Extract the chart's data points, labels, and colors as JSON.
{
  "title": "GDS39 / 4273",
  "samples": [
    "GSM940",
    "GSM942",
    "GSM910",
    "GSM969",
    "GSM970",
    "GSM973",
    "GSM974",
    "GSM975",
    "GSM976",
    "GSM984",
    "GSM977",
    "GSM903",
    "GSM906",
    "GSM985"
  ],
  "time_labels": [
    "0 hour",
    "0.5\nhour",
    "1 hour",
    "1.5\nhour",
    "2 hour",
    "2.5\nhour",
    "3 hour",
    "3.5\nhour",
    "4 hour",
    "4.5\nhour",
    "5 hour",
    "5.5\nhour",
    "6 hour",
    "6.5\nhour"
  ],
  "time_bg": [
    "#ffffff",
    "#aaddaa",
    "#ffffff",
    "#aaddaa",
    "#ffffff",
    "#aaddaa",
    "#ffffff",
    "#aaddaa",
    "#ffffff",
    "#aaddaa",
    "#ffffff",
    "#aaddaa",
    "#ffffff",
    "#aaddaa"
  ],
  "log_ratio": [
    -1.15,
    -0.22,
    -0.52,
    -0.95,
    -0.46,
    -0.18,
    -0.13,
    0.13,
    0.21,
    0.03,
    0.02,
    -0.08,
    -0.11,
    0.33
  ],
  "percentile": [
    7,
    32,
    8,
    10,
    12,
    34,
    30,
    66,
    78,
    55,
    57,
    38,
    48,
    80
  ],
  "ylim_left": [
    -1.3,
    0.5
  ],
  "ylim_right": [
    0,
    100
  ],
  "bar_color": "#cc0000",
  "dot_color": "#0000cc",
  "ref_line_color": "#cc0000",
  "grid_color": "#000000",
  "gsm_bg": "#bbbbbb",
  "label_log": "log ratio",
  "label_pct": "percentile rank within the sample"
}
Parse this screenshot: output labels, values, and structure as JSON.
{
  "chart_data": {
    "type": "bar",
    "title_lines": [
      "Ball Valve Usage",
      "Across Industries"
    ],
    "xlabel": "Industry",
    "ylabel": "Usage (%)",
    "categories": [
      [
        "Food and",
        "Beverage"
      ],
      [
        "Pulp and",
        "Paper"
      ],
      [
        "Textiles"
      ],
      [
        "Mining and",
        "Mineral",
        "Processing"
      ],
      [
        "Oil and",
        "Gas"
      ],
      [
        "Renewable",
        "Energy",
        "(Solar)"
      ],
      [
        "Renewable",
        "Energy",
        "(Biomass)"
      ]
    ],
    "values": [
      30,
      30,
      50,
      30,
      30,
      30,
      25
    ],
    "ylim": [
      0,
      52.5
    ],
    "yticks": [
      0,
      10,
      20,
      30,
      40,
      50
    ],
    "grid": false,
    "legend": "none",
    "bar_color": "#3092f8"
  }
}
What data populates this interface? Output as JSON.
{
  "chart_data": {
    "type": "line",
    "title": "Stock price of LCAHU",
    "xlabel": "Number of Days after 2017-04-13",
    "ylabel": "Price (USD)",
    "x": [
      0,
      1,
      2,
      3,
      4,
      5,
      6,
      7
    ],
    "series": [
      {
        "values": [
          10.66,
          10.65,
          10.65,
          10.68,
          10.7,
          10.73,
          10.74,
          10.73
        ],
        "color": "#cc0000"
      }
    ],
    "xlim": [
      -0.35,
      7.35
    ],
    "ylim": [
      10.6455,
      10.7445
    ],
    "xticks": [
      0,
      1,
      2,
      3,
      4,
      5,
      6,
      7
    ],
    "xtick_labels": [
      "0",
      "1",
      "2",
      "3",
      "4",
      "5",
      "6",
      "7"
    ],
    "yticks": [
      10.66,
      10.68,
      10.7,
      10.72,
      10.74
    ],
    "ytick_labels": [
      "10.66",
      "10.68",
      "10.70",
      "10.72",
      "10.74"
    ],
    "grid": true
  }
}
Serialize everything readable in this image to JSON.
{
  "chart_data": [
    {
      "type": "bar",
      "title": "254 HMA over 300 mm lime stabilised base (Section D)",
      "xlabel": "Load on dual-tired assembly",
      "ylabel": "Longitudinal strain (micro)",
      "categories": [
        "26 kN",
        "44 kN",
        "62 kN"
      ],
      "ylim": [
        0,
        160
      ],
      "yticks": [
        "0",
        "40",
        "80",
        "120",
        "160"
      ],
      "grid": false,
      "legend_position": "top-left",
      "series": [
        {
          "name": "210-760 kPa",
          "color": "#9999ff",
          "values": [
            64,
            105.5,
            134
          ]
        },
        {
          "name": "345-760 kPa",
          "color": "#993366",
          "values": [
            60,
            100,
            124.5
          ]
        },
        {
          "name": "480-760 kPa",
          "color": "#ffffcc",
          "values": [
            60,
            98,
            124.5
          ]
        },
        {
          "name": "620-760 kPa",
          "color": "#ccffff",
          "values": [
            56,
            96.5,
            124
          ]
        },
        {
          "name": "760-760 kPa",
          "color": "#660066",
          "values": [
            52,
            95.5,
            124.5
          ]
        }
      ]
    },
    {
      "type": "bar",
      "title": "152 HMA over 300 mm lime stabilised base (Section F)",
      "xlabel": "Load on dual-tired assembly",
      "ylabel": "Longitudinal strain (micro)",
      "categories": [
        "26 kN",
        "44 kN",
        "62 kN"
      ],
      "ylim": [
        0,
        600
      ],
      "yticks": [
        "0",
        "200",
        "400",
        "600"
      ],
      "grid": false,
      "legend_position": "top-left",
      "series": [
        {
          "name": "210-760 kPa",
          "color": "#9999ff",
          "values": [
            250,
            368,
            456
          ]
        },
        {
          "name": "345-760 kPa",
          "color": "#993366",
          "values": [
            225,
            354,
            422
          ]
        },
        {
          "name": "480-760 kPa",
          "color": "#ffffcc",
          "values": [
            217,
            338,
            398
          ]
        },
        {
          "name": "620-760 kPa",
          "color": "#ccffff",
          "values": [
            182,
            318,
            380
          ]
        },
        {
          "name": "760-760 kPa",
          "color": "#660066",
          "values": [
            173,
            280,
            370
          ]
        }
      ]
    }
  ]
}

Stated problem:
Extract all of the data shown above and repeat it verbatim.

Final result:
Extract the chart's data points, labels, and colors as JSON.
{
  "title": "GDS39 / 4273",
  "samples": [
    "GSM940",
    "GSM942",
    "GSM910",
    "GSM969",
    "GSM970",
    "GSM973",
    "GSM974",
    "GSM975",
    "GSM976",
    "GSM984",
    "GSM977",
    "GSM903",
    "GSM906",
    "GSM985"
  ],
  "time_labels": [
    "0 hour",
    "0.5\nhour",
    "1 hour",
    "1.5\nhour",
    "2 hour",
    "2.5\nhour",
    "3 hour",
    "3.5\nhour",
    "4 hour",
    "4.5\nhour",
    "5 hour",
    "5.5\nhour",
    "6 hour",
    "6.5\nhour"
  ],
  "time_bg": [
    "#ffffff",
    "#aaddaa",
    "#ffffff",
    "#aaddaa",
    "#ffffff",
    "#aaddaa",
    "#ffffff",
    "#aaddaa",
    "#ffffff",
    "#aaddaa",
    "#ffffff",
    "#aaddaa",
    "#ffffff",
    "#aaddaa"
  ],
  "log_ratio": [
    -1.15,
    -0.22,
    -0.52,
    -0.95,
    -0.46,
    -0.18,
    -0.13,
    0.13,
    0.21,
    0.03,
    0.02,
    -0.08,
    -0.11,
    0.33
  ],
  "percentile": [
    7,
    32,
    8,
    10,
    12,
    34,
    30,
    66,
    78,
    55,
    57,
    38,
    48,
    80
  ],
  "ylim_left": [
    -1.3,
    0.5
  ],
  "ylim_right": [
    0,
    100
  ],
  "bar_color": "#cc0000",
  "dot_color": "#0000cc",
  "ref_line_color": "#cc0000",
  "grid_color": "#000000",
  "gsm_bg": "#bbbbbb",
  "label_log": "log ratio",
  "label_pct": "percentile rank within the sample"
}
Parse this screenshot: output labels, values, and structure as JSON.
{
  "chart_data": {
    "type": "bar",
    "title_lines": [
      "Ball Valve Usage",
      "Across Industries"
    ],
    "xlabel": "Industry",
    "ylabel": "Usage (%)",
    "categories": [
      [
        "Food and",
        "Beverage"
      ],
      [
        "Pulp and",
        "Paper"
      ],
      [
        "Textiles"
      ],
      [
        "Mining and",
        "Mineral",
        "Processing"
      ],
      [
        "Oil and",
        "Gas"
      ],
      [
        "Renewable",
        "Energy",
        "(Solar)"
      ],
      [
        "Renewable",
        "Energy",
        "(Biomass)"
      ]
    ],
    "values": [
      30,
      30,
      50,
      30,
      30,
      30,
      25
    ],
    "ylim": [
      0,
      52.5
    ],
    "yticks": [
      0,
      10,
      20,
      30,
      40,
      50
    ],
    "grid": false,
    "legend": "none",
    "bar_color": "#3092f8"
  }
}
What data populates this interface? Output as JSON.
{
  "chart_data": {
    "type": "line",
    "title": "Stock price of LCAHU",
    "xlabel": "Number of Days after 2017-04-13",
    "ylabel": "Price (USD)",
    "x": [
      0,
      1,
      2,
      3,
      4,
      5,
      6,
      7
    ],
    "series": [
      {
        "values": [
          10.66,
          10.65,
          10.65,
          10.68,
          10.7,
          10.73,
          10.74,
          10.73
        ],
        "color": "#cc0000"
      }
    ],
    "xlim": [
      -0.35,
      7.35
    ],
    "ylim": [
      10.6455,
      10.7445
    ],
    "xticks": [
      0,
      1,
      2,
      3,
      4,
      5,
      6,
      7
    ],
    "xtick_labels": [
      "0",
      "1",
      "2",
      "3",
      "4",
      "5",
      "6",
      "7"
    ],
    "yticks": [
      10.66,
      10.68,
      10.7,
      10.72,
      10.74
    ],
    "ytick_labels": [
      "10.66",
      "10.68",
      "10.70",
      "10.72",
      "10.74"
    ],
    "grid": true
  }
}
Serialize everything readable in this image to JSON.
{
  "chart_data": [
    {
      "type": "bar",
      "title": "254 HMA over 300 mm lime stabilised base (Section D)",
      "xlabel": "Load on dual-tired assembly",
      "ylabel": "Longitudinal strain (micro)",
      "categories": [
        "26 kN",
        "44 kN",
        "62 kN"
      ],
      "ylim": [
        0,
        160
      ],
      "yticks": [
        "0",
        "40",
        "80",
        "120",
        "160"
      ],
      "grid": false,
      "legend_position": "top-left",
      "series": [
        {
          "name": "210-760 kPa",
          "color": "#9999ff",
          "values": [
            64,
            105.5,
            134
          ]
        },
        {
          "name": "345-760 kPa",
          "color": "#993366",
          "values": [
            60,
            100,
            124.5
          ]
        },
        {
          "name": "480-760 kPa",
          "color": "#ffffcc",
          "values": [
            60,
            98,
            124.5
          ]
        },
        {
          "name": "620-760 kPa",
          "color": "#ccffff",
          "values": [
            56,
            96.5,
            124
          ]
        },
        {
          "name": "760-760 kPa",
          "color": "#660066",
          "values": [
            52,
            95.5,
            124.5
          ]
        }
      ]
    },
    {
      "type": "bar",
      "title": "152 HMA over 300 mm lime stabilised base (Section F)",
      "xlabel": "Load on dual-tired assembly",
      "ylabel": "Longitudinal strain (micro)",
      "categories": [
        "26 kN",
        "44 kN",
        "62 kN"
      ],
      "ylim": [
        0,
        600
      ],
      "yticks": [
        "0",
        "200",
        "400",
        "600"
      ],
      "grid": false,
      "legend_position": "top-left",
      "series": [
        {
          "name": "210-760 kPa",
          "color": "#9999ff",
          "values": [
            250,
            368,
            456
          ]
        },
        {
          "name": "345-760 kPa",
          "color": "#993366",
          "values": [
            225,
            354,
            422
          ]
        },
        {
          "name": "480-760 kPa",
          "color": "#ffffcc",
          "values": [
            217,
            338,
            398
          ]
        },
        {
          "name": "620-760 kPa",
          "color": "#ccffff",
          "values": [
            182,
            318,
            380
          ]
        },
        {
          "name": "760-760 kPa",
          "color": "#660066",
          "values": [
            173,
            280,
            370
          ]
        }
      ]
    }
  ]
}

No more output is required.